# Goal:
Search the records for the word "color" and report each line that has it.

# Stored rows:
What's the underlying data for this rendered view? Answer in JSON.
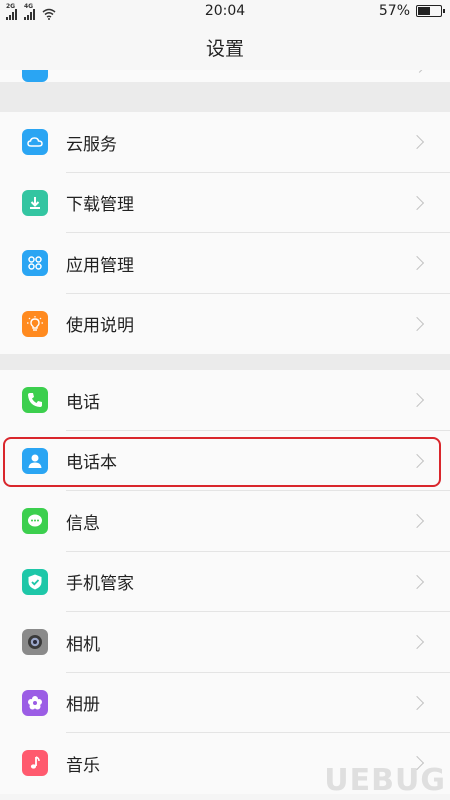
{
  "status_bar": {
    "network1": "2G",
    "network2": "4G",
    "time": "20:04",
    "battery": "57%",
    "battery_level": 0.57
  },
  "header": {
    "title": "设置"
  },
  "group1": {
    "items": [
      {
        "label": "云服务",
        "icon": "cloud-icon",
        "color": "#2aa5f3"
      },
      {
        "label": "下载管理",
        "icon": "download-icon",
        "color": "#33c5a1"
      },
      {
        "label": "应用管理",
        "icon": "apps-icon",
        "color": "#2aa5f3"
      },
      {
        "label": "使用说明",
        "icon": "lightbulb-icon",
        "color": "#ff8a1f"
      }
    ]
  },
  "group2": {
    "items": [
      {
        "label": "电话",
        "icon": "phone-icon",
        "color": "#3ccf4e"
      },
      {
        "label": "电话本",
        "icon": "contacts-icon",
        "color": "#2aa5f3"
      },
      {
        "label": "信息",
        "icon": "message-icon",
        "color": "#3ccf4e"
      },
      {
        "label": "手机管家",
        "icon": "shield-icon",
        "color": "#1ec7a8"
      },
      {
        "label": "相机",
        "icon": "camera-icon",
        "color": "#8a8a8a"
      },
      {
        "label": "相册",
        "icon": "photos-icon",
        "color": "#9b5de5"
      },
      {
        "label": "音乐",
        "icon": "music-icon",
        "color": "#ff5a6e"
      }
    ]
  },
  "watermark": "UEBUG"
}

# Finished exercise:
        "color": "#2aa5f3"
        "color": "#33c5a1"
        "color": "#2aa5f3"
        "color": "#ff8a1f"
        "color": "#3ccf4e"
        "color": "#2aa5f3"
        "color": "#3ccf4e"
        "color": "#1ec7a8"
        "color": "#8a8a8a"
        "color": "#9b5de5"
        "color": "#ff5a6e"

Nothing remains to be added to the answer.